Soal: Tuliskan lanjutan teks tentang teori rumah kayu di Stonehenge, dimulai tepat sesudah kalimat terakhirnya.

Kutipan:
Mungkinkah situs megalitikum yang tersohor, Stonehenge, menopang sebuah rumah bundar dua lantai dari kayu yang digunakan misalnya untuk pesta atau untuk musisi? Teori tersebut diungkapkan seorang arsitek lanskap Inggris. Ia merancang sebuah model kecil dari gambaran rumah yang dia bayangkan.

Saat ini, ia tengah mencari dana untuk membangun model tersebut dengan skala struktur 1:10. Sarah Ewbank mengatakan fakta bahwa dia bukanlah seorang arkeolog telah membebaskan dia dari praduga dan memungkinkannya untuk mendekati masalah ini dengan cara lain.

Ewbank punya visi khusus terhadap Stonehenge yakni sebuah ruang oval besar dikelilingi oleh galeri. "Menariknya, tingkat atas dibuat berjenjang, ketinggian bagian yang berbeda mencerminkan ketinggian trilithon (dua kayu tegak yang menyangga satu batu datar seperti meja) yang berbeda," kata Ewbank.

Mempertimbangkan balai dan galeri terisi, memungkinkan banyak orang berkumpul untuk mendengarkan pembicara, atau mungkin mengadakan pesta di galeri dengan orang-orang menari di bawahnya.

Menurut Ewbank, seperti sebuah bangunan indah yang sering digunakan, struktur ini mirip Albert Hall di London yang berfungsi mengakomodasi setiap jenis pertemuan.

 Batu-batu Stonehenge di Inggris

Ewbank percaya, nenek moyang zaman Perunggu menggunakan Stonehenge setiap kali diperlukan. Nenek moyang zaman Perunggu adalah orang-orang yang cerdas dengan kebutuhan mirip dengan kita hari ini.

"Lupakan kain pinggang berbulu dan hal-hal ritual pengorbanan lainnya, itu salah," tutur Ewbank. Dia menerangkan, teori ini telah dibahas dengan para ahli. Beberapa dari mereka setuju dengan interpretasinya terkait penggunaan bangunan. Namun para ahli lain sangat tidak setuju dan sependapat untuk tampilan tradisionalnya.

Bahan yang Disediakan:
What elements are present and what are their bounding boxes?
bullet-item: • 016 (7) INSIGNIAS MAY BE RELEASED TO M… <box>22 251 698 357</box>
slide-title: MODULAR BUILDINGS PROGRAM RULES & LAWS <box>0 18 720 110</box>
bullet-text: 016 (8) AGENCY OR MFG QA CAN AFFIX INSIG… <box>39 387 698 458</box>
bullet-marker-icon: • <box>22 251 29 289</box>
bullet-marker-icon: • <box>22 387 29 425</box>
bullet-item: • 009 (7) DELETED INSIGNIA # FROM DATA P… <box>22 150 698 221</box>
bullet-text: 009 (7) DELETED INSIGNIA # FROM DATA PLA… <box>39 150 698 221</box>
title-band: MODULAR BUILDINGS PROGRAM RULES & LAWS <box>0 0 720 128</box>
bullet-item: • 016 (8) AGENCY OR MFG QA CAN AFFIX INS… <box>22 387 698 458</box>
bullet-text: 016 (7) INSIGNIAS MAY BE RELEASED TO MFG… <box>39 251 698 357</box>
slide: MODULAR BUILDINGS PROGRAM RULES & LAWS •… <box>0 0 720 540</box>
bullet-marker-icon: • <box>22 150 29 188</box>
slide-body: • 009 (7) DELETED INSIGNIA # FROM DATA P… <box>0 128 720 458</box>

Hasil Pengerjaan:
Ewbank berspekulasi, sisi rumah terbuat dari kayu oak dan atap jerami. Tentu saja, kayu atau jerami tersebut sangat tidak mungkin akan bertahan ribuan tahun seiring keberadaan Stonehenge saat ini. Dengan demikian, menemukan bukti fisik untuk teori selain tata letak batu sendiri adalah hal yang tidak mungkin.

Bahkan, dia mengatakan, banyak orang telah bertanya apakah ada bukti atas keberadaan atap itu sendiri. Ewbank menunjukkan, biara berusia 500 tahun saja telah kehilangan atap. "Jadi jangan berharap untuk menemukan struktur kayu yang tergeletak di sekitar situs yang berdiri setelah 4.000 tahun," katanya. Penguatan teori Ewbank pun membuat daftar beberapa alasan untuk menguatkan teorinya.

Alasan pertama, adanya salah satu batu yang disebut "ambang pintu".

Kedua, batu-batu biru memiliki alur di dalamnya untuk tujuan struktural.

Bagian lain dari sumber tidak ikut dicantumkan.